**Job**: Copy out the listing that follows, exactly, without its pictures.

((

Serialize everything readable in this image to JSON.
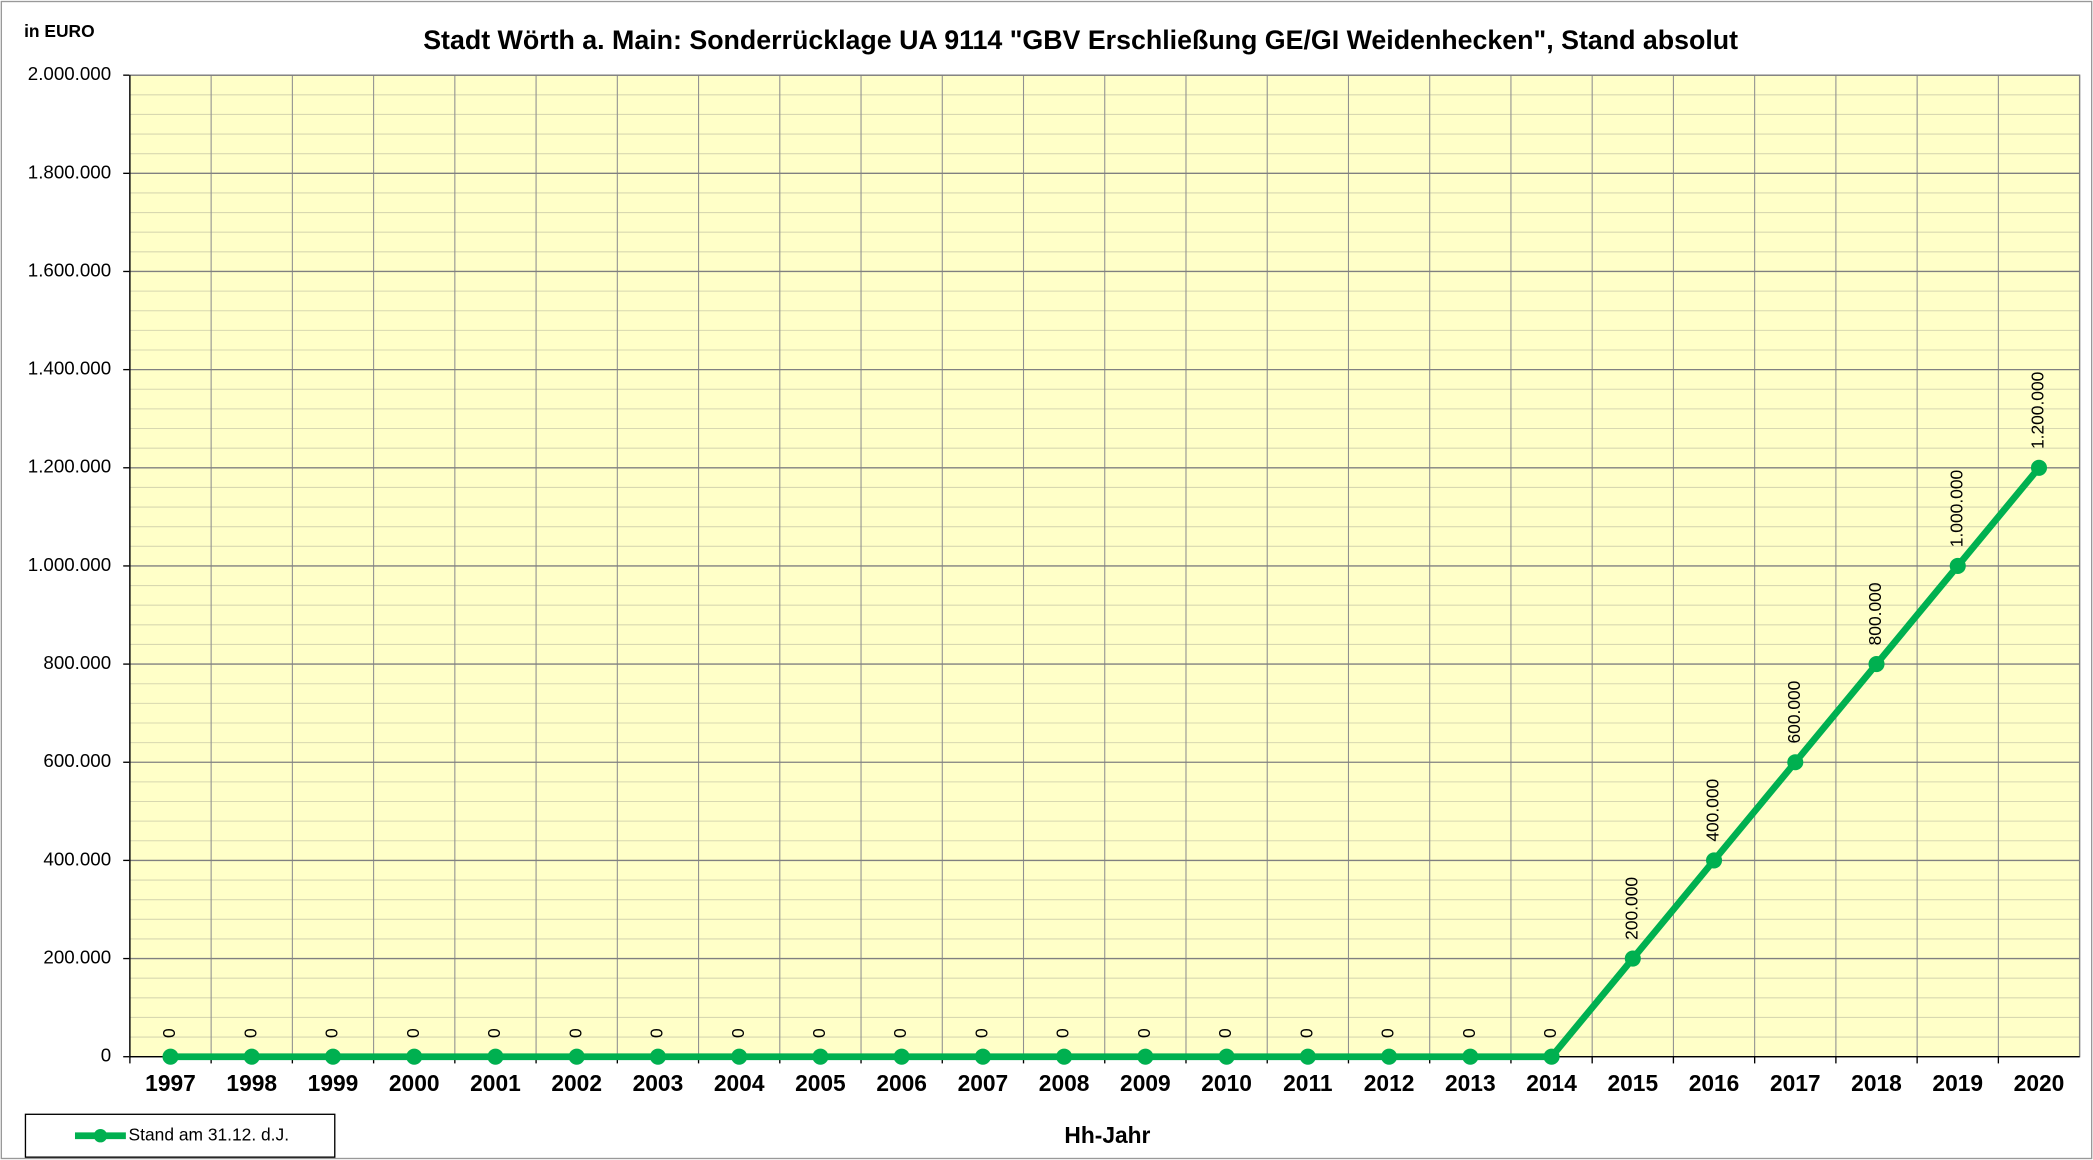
{
  "chart_data": {
    "type": "line",
    "title": "Stadt Wörth a. Main: Sonderrücklage UA 9114 \"GBV Erschließung GE/GI Weidenhecken\", Stand absolut",
    "y_label": "in EURO",
    "x_label": "Hh-Jahr",
    "categories": [
      "1997",
      "1998",
      "1999",
      "2000",
      "2001",
      "2002",
      "2003",
      "2004",
      "2005",
      "2006",
      "2007",
      "2008",
      "2009",
      "2010",
      "2011",
      "2012",
      "2013",
      "2014",
      "2015",
      "2016",
      "2017",
      "2018",
      "2019",
      "2020"
    ],
    "series": [
      {
        "name": "Stand am 31.12. d.J.",
        "color": "#00b050",
        "values": [
          0,
          0,
          0,
          0,
          0,
          0,
          0,
          0,
          0,
          0,
          0,
          0,
          0,
          0,
          0,
          0,
          0,
          0,
          200000,
          400000,
          600000,
          800000,
          1000000,
          1200000
        ],
        "value_labels": [
          "0",
          "0",
          "0",
          "0",
          "0",
          "0",
          "0",
          "0",
          "0",
          "0",
          "0",
          "0",
          "0",
          "0",
          "0",
          "0",
          "0",
          "0",
          "200.000",
          "400.000",
          "600.000",
          "800.000",
          "1.000.000",
          "1.200.000"
        ]
      }
    ],
    "ylim": [
      0,
      2000000
    ],
    "yticks": [
      0,
      {
        "value": 200000,
        "label": "200.000"
      },
      {
        "value": 400000,
        "label": "400.000"
      },
      {
        "value": 600000,
        "label": "600.000"
      },
      {
        "value": 800000,
        "label": "800.000"
      },
      {
        "value": 1000000,
        "label": "1.000.000"
      },
      {
        "value": 1200000,
        "label": "1.200.000"
      },
      {
        "value": 1400000,
        "label": "1.400.000"
      },
      {
        "value": 1600000,
        "label": "1.600.000"
      },
      {
        "value": 1800000,
        "label": "1.800.000"
      },
      {
        "value": 2000000,
        "label": "2.000.000"
      }
    ],
    "grid": true,
    "plot_background": "#ffffc8",
    "legend": "bottom-left"
  }
}
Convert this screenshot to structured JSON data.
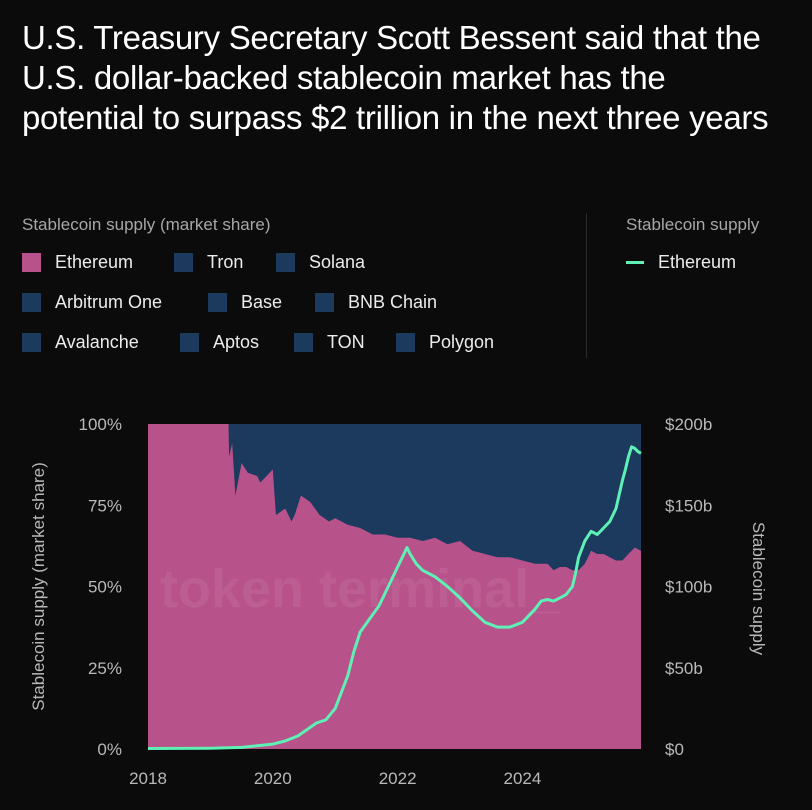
{
  "title": "U.S. Treasury Secretary Scott Bessent said that the U.S. dollar-backed stablecoin market has the potential to surpass $2 trillion in the next three years",
  "legend": {
    "left_title": "Stablecoin supply (market share)",
    "right_title": "Stablecoin supply",
    "items": [
      {
        "label": "Ethereum",
        "color": "#b8528a"
      },
      {
        "label": "Tron",
        "color": "#1b3a5e"
      },
      {
        "label": "Solana",
        "color": "#1b3a5e"
      },
      {
        "label": "Arbitrum One",
        "color": "#1b3a5e"
      },
      {
        "label": "Base",
        "color": "#1b3a5e"
      },
      {
        "label": "BNB Chain",
        "color": "#1b3a5e"
      },
      {
        "label": "Avalanche",
        "color": "#1b3a5e"
      },
      {
        "label": "Aptos",
        "color": "#1b3a5e"
      },
      {
        "label": "TON",
        "color": "#1b3a5e"
      },
      {
        "label": "Polygon",
        "color": "#1b3a5e"
      }
    ],
    "line_items": [
      {
        "label": "Ethereum",
        "color": "#5ef0b4"
      }
    ]
  },
  "watermark": "token terminal_",
  "chart_data": {
    "type": "area",
    "x_ticks": [
      "2018",
      "2020",
      "2022",
      "2024"
    ],
    "y_left": {
      "label": "Stablecoin supply (market share)",
      "ticks": [
        "0%",
        "25%",
        "50%",
        "75%",
        "100%"
      ],
      "range": [
        0,
        100
      ]
    },
    "y_right": {
      "label": "Stablecoin supply",
      "ticks": [
        "$0",
        "$50b",
        "$100b",
        "$150b",
        "$200b"
      ],
      "range": [
        0,
        200
      ]
    },
    "x_range": [
      2018.0,
      2025.9
    ],
    "series": [
      {
        "name": "Ethereum",
        "kind": "area",
        "axis": "left",
        "color": "#b8528a",
        "x": [
          2018.0,
          2019.29,
          2019.3,
          2019.35,
          2019.4,
          2019.5,
          2019.6,
          2019.75,
          2019.8,
          2019.9,
          2020.0,
          2020.05,
          2020.2,
          2020.3,
          2020.35,
          2020.45,
          2020.6,
          2020.75,
          2020.9,
          2021.0,
          2021.2,
          2021.4,
          2021.6,
          2021.8,
          2022.0,
          2022.2,
          2022.4,
          2022.6,
          2022.8,
          2023.0,
          2023.2,
          2023.4,
          2023.6,
          2023.8,
          2024.0,
          2024.2,
          2024.4,
          2024.5,
          2024.6,
          2024.7,
          2024.8,
          2024.9,
          2025.0,
          2025.1,
          2025.2,
          2025.3,
          2025.4,
          2025.5,
          2025.6,
          2025.7,
          2025.8,
          2025.9
        ],
        "y": [
          100,
          100,
          90,
          94,
          78,
          88,
          85,
          84,
          82,
          84,
          86,
          72,
          74,
          70,
          72,
          78,
          76,
          72,
          70,
          71,
          69,
          68,
          66,
          66,
          65,
          65,
          64,
          65,
          63,
          64,
          61,
          60,
          59,
          59,
          58,
          57,
          57,
          55,
          56,
          56,
          55,
          55,
          57,
          61,
          60,
          60,
          59,
          58,
          58,
          60,
          62,
          61
        ]
      },
      {
        "name": "Ethereum",
        "kind": "line",
        "axis": "right",
        "color": "#5ef0b4",
        "x": [
          2018.0,
          2019.0,
          2019.5,
          2019.75,
          2020.0,
          2020.2,
          2020.4,
          2020.55,
          2020.7,
          2020.85,
          2021.0,
          2021.1,
          2021.2,
          2021.3,
          2021.4,
          2021.55,
          2021.7,
          2021.85,
          2022.0,
          2022.1,
          2022.15,
          2022.2,
          2022.3,
          2022.4,
          2022.5,
          2022.6,
          2022.8,
          2023.0,
          2023.2,
          2023.4,
          2023.6,
          2023.8,
          2024.0,
          2024.1,
          2024.2,
          2024.3,
          2024.4,
          2024.5,
          2024.6,
          2024.7,
          2024.8,
          2024.85,
          2024.9,
          2025.0,
          2025.1,
          2025.2,
          2025.3,
          2025.4,
          2025.5,
          2025.6,
          2025.65,
          2025.7,
          2025.75,
          2025.8,
          2025.85,
          2025.9
        ],
        "y": [
          0.3,
          0.5,
          1,
          2,
          3,
          5,
          8,
          12,
          16,
          18,
          25,
          35,
          45,
          60,
          72,
          80,
          88,
          100,
          112,
          120,
          124,
          120,
          114,
          110,
          108,
          106,
          100,
          93,
          85,
          78,
          75,
          75,
          78,
          82,
          86,
          91,
          92,
          91,
          93,
          95,
          100,
          108,
          118,
          128,
          134,
          132,
          136,
          140,
          148,
          165,
          172,
          180,
          186,
          185,
          183,
          182
        ]
      }
    ],
    "background_area_color": "#1b3a5e",
    "grid": false
  }
}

))

**Written response**:
Serialize everything readable in this image to JSON.
{
  "chart_data": {
    "type": "line",
    "title": "Stadt Wörth a. Main: Sonderrücklage UA 9114 \"GBV Erschließung GE/GI Weidenhecken\", Stand absolut",
    "y_label": "in EURO",
    "x_label": "Hh-Jahr",
    "categories": [
      "1997",
      "1998",
      "1999",
      "2000",
      "2001",
      "2002",
      "2003",
      "2004",
      "2005",
      "2006",
      "2007",
      "2008",
      "2009",
      "2010",
      "2011",
      "2012",
      "2013",
      "2014",
      "2015",
      "2016",
      "2017",
      "2018",
      "2019",
      "2020"
    ],
    "series": [
      {
        "name": "Stand am 31.12. d.J.",
        "color": "#00b050",
        "values": [
          0,
          0,
          0,
          0,
          0,
          0,
          0,
          0,
          0,
          0,
          0,
          0,
          0,
          0,
          0,
          0,
          0,
          0,
          200000,
          400000,
          600000,
          800000,
          1000000,
          1200000
        ],
        "value_labels": [
          "0",
          "0",
          "0",
          "0",
          "0",
          "0",
          "0",
          "0",
          "0",
          "0",
          "0",
          "0",
          "0",
          "0",
          "0",
          "0",
          "0",
          "0",
          "200.000",
          "400.000",
          "600.000",
          "800.000",
          "1.000.000",
          "1.200.000"
        ]
      }
    ],
    "ylim": [
      0,
      2000000
    ],
    "yticks": [
      0,
      {
        "value": 200000,
        "label": "200.000"
      },
      {
        "value": 400000,
        "label": "400.000"
      },
      {
        "value": 600000,
        "label": "600.000"
      },
      {
        "value": 800000,
        "label": "800.000"
      },
      {
        "value": 1000000,
        "label": "1.000.000"
      },
      {
        "value": 1200000,
        "label": "1.200.000"
      },
      {
        "value": 1400000,
        "label": "1.400.000"
      },
      {
        "value": 1600000,
        "label": "1.600.000"
      },
      {
        "value": 1800000,
        "label": "1.800.000"
      },
      {
        "value": 2000000,
        "label": "2.000.000"
      }
    ],
    "grid": true,
    "plot_background": "#ffffc8",
    "legend": "bottom-left"
  }
}
Convert this screenshot to structured JSON data.
{
  "title": "U.S. Treasury Secretary Scott Bessent said that the U.S. dollar-backed stablecoin market has the potential to surpass $2 trillion in the next three years",
  "legend": {
    "left_title": "Stablecoin supply (market share)",
    "right_title": "Stablecoin supply",
    "items": [
      {
        "label": "Ethereum",
        "color": "#b8528a"
      },
      {
        "label": "Tron",
        "color": "#1b3a5e"
      },
      {
        "label": "Solana",
        "color": "#1b3a5e"
      },
      {
        "label": "Arbitrum One",
        "color": "#1b3a5e"
      },
      {
        "label": "Base",
        "color": "#1b3a5e"
      },
      {
        "label": "BNB Chain",
        "color": "#1b3a5e"
      },
      {
        "label": "Avalanche",
        "color": "#1b3a5e"
      },
      {
        "label": "Aptos",
        "color": "#1b3a5e"
      },
      {
        "label": "TON",
        "color": "#1b3a5e"
      },
      {
        "label": "Polygon",
        "color": "#1b3a5e"
      }
    ],
    "line_items": [
      {
        "label": "Ethereum",
        "color": "#5ef0b4"
      }
    ]
  },
  "watermark": "token terminal_",
  "chart_data": {
    "type": "area",
    "x_ticks": [
      "2018",
      "2020",
      "2022",
      "2024"
    ],
    "y_left": {
      "label": "Stablecoin supply (market share)",
      "ticks": [
        "0%",
        "25%",
        "50%",
        "75%",
        "100%"
      ],
      "range": [
        0,
        100
      ]
    },
    "y_right": {
      "label": "Stablecoin supply",
      "ticks": [
        "$0",
        "$50b",
        "$100b",
        "$150b",
        "$200b"
      ],
      "range": [
        0,
        200
      ]
    },
    "x_range": [
      2018.0,
      2025.9
    ],
    "series": [
      {
        "name": "Ethereum",
        "kind": "area",
        "axis": "left",
        "color": "#b8528a",
        "x": [
          2018.0,
          2019.29,
          2019.3,
          2019.35,
          2019.4,
          2019.5,
          2019.6,
          2019.75,
          2019.8,
          2019.9,
          2020.0,
          2020.05,
          2020.2,
          2020.3,
          2020.35,
          2020.45,
          2020.6,
          2020.75,
          2020.9,
          2021.0,
          2021.2,
          2021.4,
          2021.6,
          2021.8,
          2022.0,
          2022.2,
          2022.4,
          2022.6,
          2022.8,
          2023.0,
          2023.2,
          2023.4,
          2023.6,
          2023.8,
          2024.0,
          2024.2,
          2024.4,
          2024.5,
          2024.6,
          2024.7,
          2024.8,
          2024.9,
          2025.0,
          2025.1,
          2025.2,
          2025.3,
          2025.4,
          2025.5,
          2025.6,
          2025.7,
          2025.8,
          2025.9
        ],
        "y": [
          100,
          100,
          90,
          94,
          78,
          88,
          85,
          84,
          82,
          84,
          86,
          72,
          74,
          70,
          72,
          78,
          76,
          72,
          70,
          71,
          69,
          68,
          66,
          66,
          65,
          65,
          64,
          65,
          63,
          64,
          61,
          60,
          59,
          59,
          58,
          57,
          57,
          55,
          56,
          56,
          55,
          55,
          57,
          61,
          60,
          60,
          59,
          58,
          58,
          60,
          62,
          61
        ]
      },
      {
        "name": "Ethereum",
        "kind": "line",
        "axis": "right",
        "color": "#5ef0b4",
        "x": [
          2018.0,
          2019.0,
          2019.5,
          2019.75,
          2020.0,
          2020.2,
          2020.4,
          2020.55,
          2020.7,
          2020.85,
          2021.0,
          2021.1,
          2021.2,
          2021.3,
          2021.4,
          2021.55,
          2021.7,
          2021.85,
          2022.0,
          2022.1,
          2022.15,
          2022.2,
          2022.3,
          2022.4,
          2022.5,
          2022.6,
          2022.8,
          2023.0,
          2023.2,
          2023.4,
          2023.6,
          2023.8,
          2024.0,
          2024.1,
          2024.2,
          2024.3,
          2024.4,
          2024.5,
          2024.6,
          2024.7,
          2024.8,
          2024.85,
          2024.9,
          2025.0,
          2025.1,
          2025.2,
          2025.3,
          2025.4,
          2025.5,
          2025.6,
          2025.65,
          2025.7,
          2025.75,
          2025.8,
          2025.85,
          2025.9
        ],
        "y": [
          0.3,
          0.5,
          1,
          2,
          3,
          5,
          8,
          12,
          16,
          18,
          25,
          35,
          45,
          60,
          72,
          80,
          88,
          100,
          112,
          120,
          124,
          120,
          114,
          110,
          108,
          106,
          100,
          93,
          85,
          78,
          75,
          75,
          78,
          82,
          86,
          91,
          92,
          91,
          93,
          95,
          100,
          108,
          118,
          128,
          134,
          132,
          136,
          140,
          148,
          165,
          172,
          180,
          186,
          185,
          183,
          182
        ]
      }
    ],
    "background_area_color": "#1b3a5e",
    "grid": false
  }
}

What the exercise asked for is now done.